## PROBLEM REQUIREMENTS:
Every entry here needs to be repeated exactly.

## Records that describe figures:
________________________

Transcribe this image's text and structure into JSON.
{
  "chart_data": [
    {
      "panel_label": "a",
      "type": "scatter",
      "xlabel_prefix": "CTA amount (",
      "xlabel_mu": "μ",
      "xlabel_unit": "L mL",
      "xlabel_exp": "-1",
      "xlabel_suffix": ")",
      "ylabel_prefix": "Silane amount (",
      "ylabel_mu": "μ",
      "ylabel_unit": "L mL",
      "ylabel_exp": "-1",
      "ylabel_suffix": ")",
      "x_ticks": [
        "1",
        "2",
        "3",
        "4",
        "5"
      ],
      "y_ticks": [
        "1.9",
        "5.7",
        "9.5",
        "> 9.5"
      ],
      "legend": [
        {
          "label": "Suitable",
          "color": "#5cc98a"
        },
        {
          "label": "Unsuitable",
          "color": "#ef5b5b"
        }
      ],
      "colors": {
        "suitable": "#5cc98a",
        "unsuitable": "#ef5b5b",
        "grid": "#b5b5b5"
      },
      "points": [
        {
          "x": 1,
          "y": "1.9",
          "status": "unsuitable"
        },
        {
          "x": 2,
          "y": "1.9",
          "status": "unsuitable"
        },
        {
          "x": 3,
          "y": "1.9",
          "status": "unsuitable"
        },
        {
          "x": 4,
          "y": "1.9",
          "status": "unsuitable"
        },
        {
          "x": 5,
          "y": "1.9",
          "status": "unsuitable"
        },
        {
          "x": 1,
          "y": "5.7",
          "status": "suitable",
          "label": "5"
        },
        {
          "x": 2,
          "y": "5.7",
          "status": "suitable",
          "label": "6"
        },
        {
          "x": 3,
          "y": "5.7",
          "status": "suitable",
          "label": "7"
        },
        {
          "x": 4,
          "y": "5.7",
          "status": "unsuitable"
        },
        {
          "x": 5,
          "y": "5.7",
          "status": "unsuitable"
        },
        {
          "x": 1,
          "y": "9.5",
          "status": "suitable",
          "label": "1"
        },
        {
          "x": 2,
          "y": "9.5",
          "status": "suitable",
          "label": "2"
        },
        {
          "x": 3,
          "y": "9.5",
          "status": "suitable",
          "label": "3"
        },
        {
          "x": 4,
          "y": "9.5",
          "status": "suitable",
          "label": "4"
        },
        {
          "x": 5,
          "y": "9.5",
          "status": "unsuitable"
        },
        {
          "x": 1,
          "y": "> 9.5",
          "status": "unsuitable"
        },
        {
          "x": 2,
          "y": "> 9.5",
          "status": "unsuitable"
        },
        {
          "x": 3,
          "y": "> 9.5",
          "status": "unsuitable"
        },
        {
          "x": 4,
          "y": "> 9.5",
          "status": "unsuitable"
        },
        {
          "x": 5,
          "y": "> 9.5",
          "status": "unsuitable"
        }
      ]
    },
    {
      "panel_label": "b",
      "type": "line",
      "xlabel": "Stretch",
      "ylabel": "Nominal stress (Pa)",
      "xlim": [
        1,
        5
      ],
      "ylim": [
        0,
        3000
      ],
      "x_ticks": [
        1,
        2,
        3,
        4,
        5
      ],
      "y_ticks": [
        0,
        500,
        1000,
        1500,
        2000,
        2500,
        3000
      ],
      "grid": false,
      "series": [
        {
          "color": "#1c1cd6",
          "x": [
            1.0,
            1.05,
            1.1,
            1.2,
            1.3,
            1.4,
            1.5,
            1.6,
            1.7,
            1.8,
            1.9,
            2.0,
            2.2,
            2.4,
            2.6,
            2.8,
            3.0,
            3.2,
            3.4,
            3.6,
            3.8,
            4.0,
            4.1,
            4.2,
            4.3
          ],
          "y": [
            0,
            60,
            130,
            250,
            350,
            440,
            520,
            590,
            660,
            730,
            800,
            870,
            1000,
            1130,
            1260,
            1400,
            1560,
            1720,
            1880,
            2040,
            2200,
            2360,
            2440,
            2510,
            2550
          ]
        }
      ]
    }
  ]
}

________________________

## EXERCISE RESULT:
Transcribe this image's text and structure into JSON.
{
  "chart_data": [
    {
      "panel_label": "a",
      "type": "scatter",
      "xlabel_prefix": "CTA amount (",
      "xlabel_mu": "μ",
      "xlabel_unit": "L mL",
      "xlabel_exp": "-1",
      "xlabel_suffix": ")",
      "ylabel_prefix": "Silane amount (",
      "ylabel_mu": "μ",
      "ylabel_unit": "L mL",
      "ylabel_exp": "-1",
      "ylabel_suffix": ")",
      "x_ticks": [
        "1",
        "2",
        "3",
        "4",
        "5"
      ],
      "y_ticks": [
        "1.9",
        "5.7",
        "9.5",
        "> 9.5"
      ],
      "legend": [
        {
          "label": "Suitable",
          "color": "#5cc98a"
        },
        {
          "label": "Unsuitable",
          "color": "#ef5b5b"
        }
      ],
      "colors": {
        "suitable": "#5cc98a",
        "unsuitable": "#ef5b5b",
        "grid": "#b5b5b5"
      },
      "points": [
        {
          "x": 1,
          "y": "1.9",
          "status": "unsuitable"
        },
        {
          "x": 2,
          "y": "1.9",
          "status": "unsuitable"
        },
        {
          "x": 3,
          "y": "1.9",
          "status": "unsuitable"
        },
        {
          "x": 4,
          "y": "1.9",
          "status": "unsuitable"
        },
        {
          "x": 5,
          "y": "1.9",
          "status": "unsuitable"
        },
        {
          "x": 1,
          "y": "5.7",
          "status": "suitable",
          "label": "5"
        },
        {
          "x": 2,
          "y": "5.7",
          "status": "suitable",
          "label": "6"
        },
        {
          "x": 3,
          "y": "5.7",
          "status": "suitable",
          "label": "7"
        },
        {
          "x": 4,
          "y": "5.7",
          "status": "unsuitable"
        },
        {
          "x": 5,
          "y": "5.7",
          "status": "unsuitable"
        },
        {
          "x": 1,
          "y": "9.5",
          "status": "suitable",
          "label": "1"
        },
        {
          "x": 2,
          "y": "9.5",
          "status": "suitable",
          "label": "2"
        },
        {
          "x": 3,
          "y": "9.5",
          "status": "suitable",
          "label": "3"
        },
        {
          "x": 4,
          "y": "9.5",
          "status": "suitable",
          "label": "4"
        },
        {
          "x": 5,
          "y": "9.5",
          "status": "unsuitable"
        },
        {
          "x": 1,
          "y": "> 9.5",
          "status": "unsuitable"
        },
        {
          "x": 2,
          "y": "> 9.5",
          "status": "unsuitable"
        },
        {
          "x": 3,
          "y": "> 9.5",
          "status": "unsuitable"
        },
        {
          "x": 4,
          "y": "> 9.5",
          "status": "unsuitable"
        },
        {
          "x": 5,
          "y": "> 9.5",
          "status": "unsuitable"
        }
      ]
    },
    {
      "panel_label": "b",
      "type": "line",
      "xlabel": "Stretch",
      "ylabel": "Nominal stress (Pa)",
      "xlim": [
        1,
        5
      ],
      "ylim": [
        0,
        3000
      ],
      "x_ticks": [
        1,
        2,
        3,
        4,
        5
      ],
      "y_ticks": [
        0,
        500,
        1000,
        1500,
        2000,
        2500,
        3000
      ],
      "grid": false,
      "series": [
        {
          "color": "#1c1cd6",
          "x": [
            1.0,
            1.05,
            1.1,
            1.2,
            1.3,
            1.4,
            1.5,
            1.6,
            1.7,
            1.8,
            1.9,
            2.0,
            2.2,
            2.4,
            2.6,
            2.8,
            3.0,
            3.2,
            3.4,
            3.6,
            3.8,
            4.0,
            4.1,
            4.2,
            4.3
          ],
          "y": [
            0,
            60,
            130,
            250,
            350,
            440,
            520,
            590,
            660,
            730,
            800,
            870,
            1000,
            1130,
            1260,
            1400,
            1560,
            1720,
            1880,
            2040,
            2200,
            2360,
            2440,
            2510,
            2550
          ]
        }
      ]
    }
  ]
}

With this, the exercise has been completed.